(Beginning of Record extracts)

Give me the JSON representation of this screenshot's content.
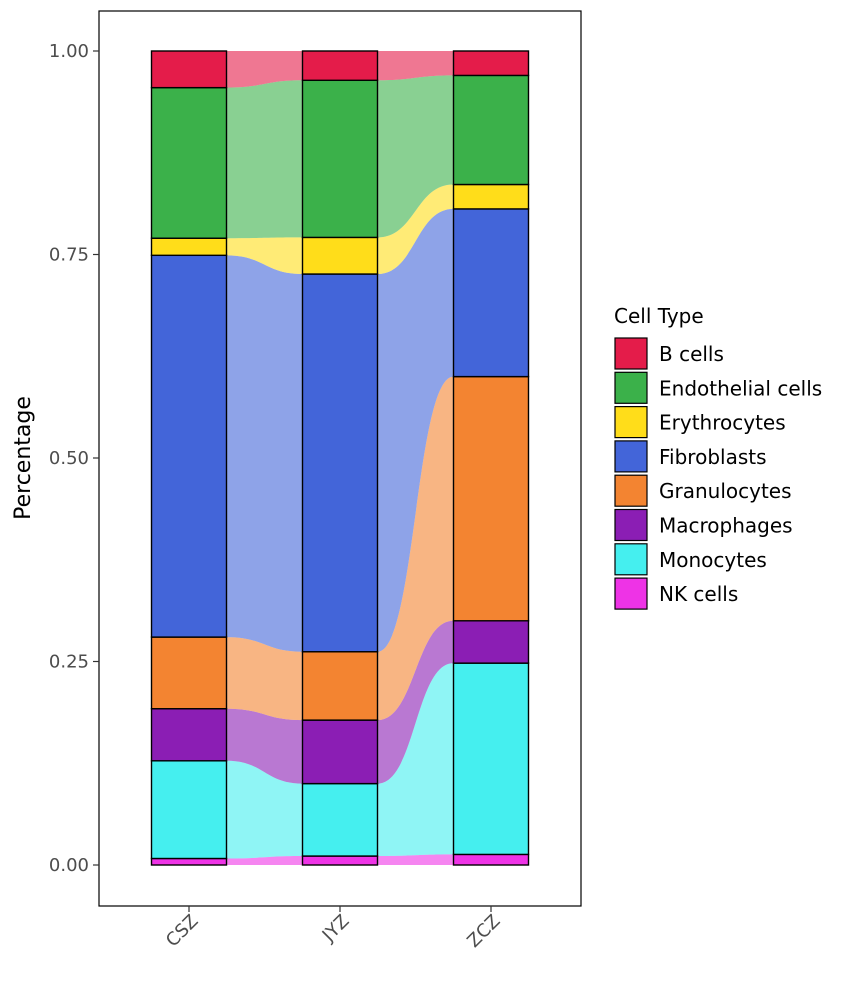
{
  "chart_data": {
    "type": "alluvial-stacked-bar",
    "title": "",
    "xlabel": "",
    "ylabel": "Percentage",
    "ylim": [
      0,
      1
    ],
    "yticks": [
      {
        "value": 0.0,
        "label": "0.00"
      },
      {
        "value": 0.25,
        "label": "0.25"
      },
      {
        "value": 0.5,
        "label": "0.50"
      },
      {
        "value": 0.75,
        "label": "0.75"
      },
      {
        "value": 1.0,
        "label": "1.00"
      }
    ],
    "categories": [
      "CSZ",
      "JYZ",
      "ZCZ"
    ],
    "legend": {
      "title": "Cell Type",
      "position": "right"
    },
    "series": [
      {
        "name": "NK cells",
        "color": "#EE33E6",
        "values": [
          0.008,
          0.011,
          0.013
        ]
      },
      {
        "name": "Monocytes",
        "color": "#45EFEF",
        "values": [
          0.12,
          0.089,
          0.235
        ]
      },
      {
        "name": "Macrophages",
        "color": "#8B1EB4",
        "values": [
          0.064,
          0.078,
          0.052
        ]
      },
      {
        "name": "Granulocytes",
        "color": "#F38431",
        "values": [
          0.088,
          0.084,
          0.3
        ]
      },
      {
        "name": "Fibroblasts",
        "color": "#4365D9",
        "values": [
          0.469,
          0.464,
          0.206
        ]
      },
      {
        "name": "Erythrocytes",
        "color": "#FFDD1A",
        "values": [
          0.021,
          0.045,
          0.03
        ]
      },
      {
        "name": "Endothelial cells",
        "color": "#3BB14A",
        "values": [
          0.185,
          0.193,
          0.134
        ]
      },
      {
        "name": "B cells",
        "color": "#E41C4A",
        "values": [
          0.045,
          0.036,
          0.03
        ]
      }
    ],
    "legend_order": [
      "B cells",
      "Endothelial cells",
      "Erythrocytes",
      "Fibroblasts",
      "Granulocytes",
      "Macrophages",
      "Monocytes",
      "NK cells"
    ]
  }
}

(End of Record extracts)

Problem to work on:
Omitting the images, transcribe every record exactly.

Result for this task:
Give me the JSON representation of this screenshot's content.
{
  "chart_data": {
    "type": "alluvial-stacked-bar",
    "title": "",
    "xlabel": "",
    "ylabel": "Percentage",
    "ylim": [
      0,
      1
    ],
    "yticks": [
      {
        "value": 0.0,
        "label": "0.00"
      },
      {
        "value": 0.25,
        "label": "0.25"
      },
      {
        "value": 0.5,
        "label": "0.50"
      },
      {
        "value": 0.75,
        "label": "0.75"
      },
      {
        "value": 1.0,
        "label": "1.00"
      }
    ],
    "categories": [
      "CSZ",
      "JYZ",
      "ZCZ"
    ],
    "legend": {
      "title": "Cell Type",
      "position": "right"
    },
    "series": [
      {
        "name": "NK cells",
        "color": "#EE33E6",
        "values": [
          0.008,
          0.011,
          0.013
        ]
      },
      {
        "name": "Monocytes",
        "color": "#45EFEF",
        "values": [
          0.12,
          0.089,
          0.235
        ]
      },
      {
        "name": "Macrophages",
        "color": "#8B1EB4",
        "values": [
          0.064,
          0.078,
          0.052
        ]
      },
      {
        "name": "Granulocytes",
        "color": "#F38431",
        "values": [
          0.088,
          0.084,
          0.3
        ]
      },
      {
        "name": "Fibroblasts",
        "color": "#4365D9",
        "values": [
          0.469,
          0.464,
          0.206
        ]
      },
      {
        "name": "Erythrocytes",
        "color": "#FFDD1A",
        "values": [
          0.021,
          0.045,
          0.03
        ]
      },
      {
        "name": "Endothelial cells",
        "color": "#3BB14A",
        "values": [
          0.185,
          0.193,
          0.134
        ]
      },
      {
        "name": "B cells",
        "color": "#E41C4A",
        "values": [
          0.045,
          0.036,
          0.03
        ]
      }
    ],
    "legend_order": [
      "B cells",
      "Endothelial cells",
      "Erythrocytes",
      "Fibroblasts",
      "Granulocytes",
      "Macrophages",
      "Monocytes",
      "NK cells"
    ]
  }
}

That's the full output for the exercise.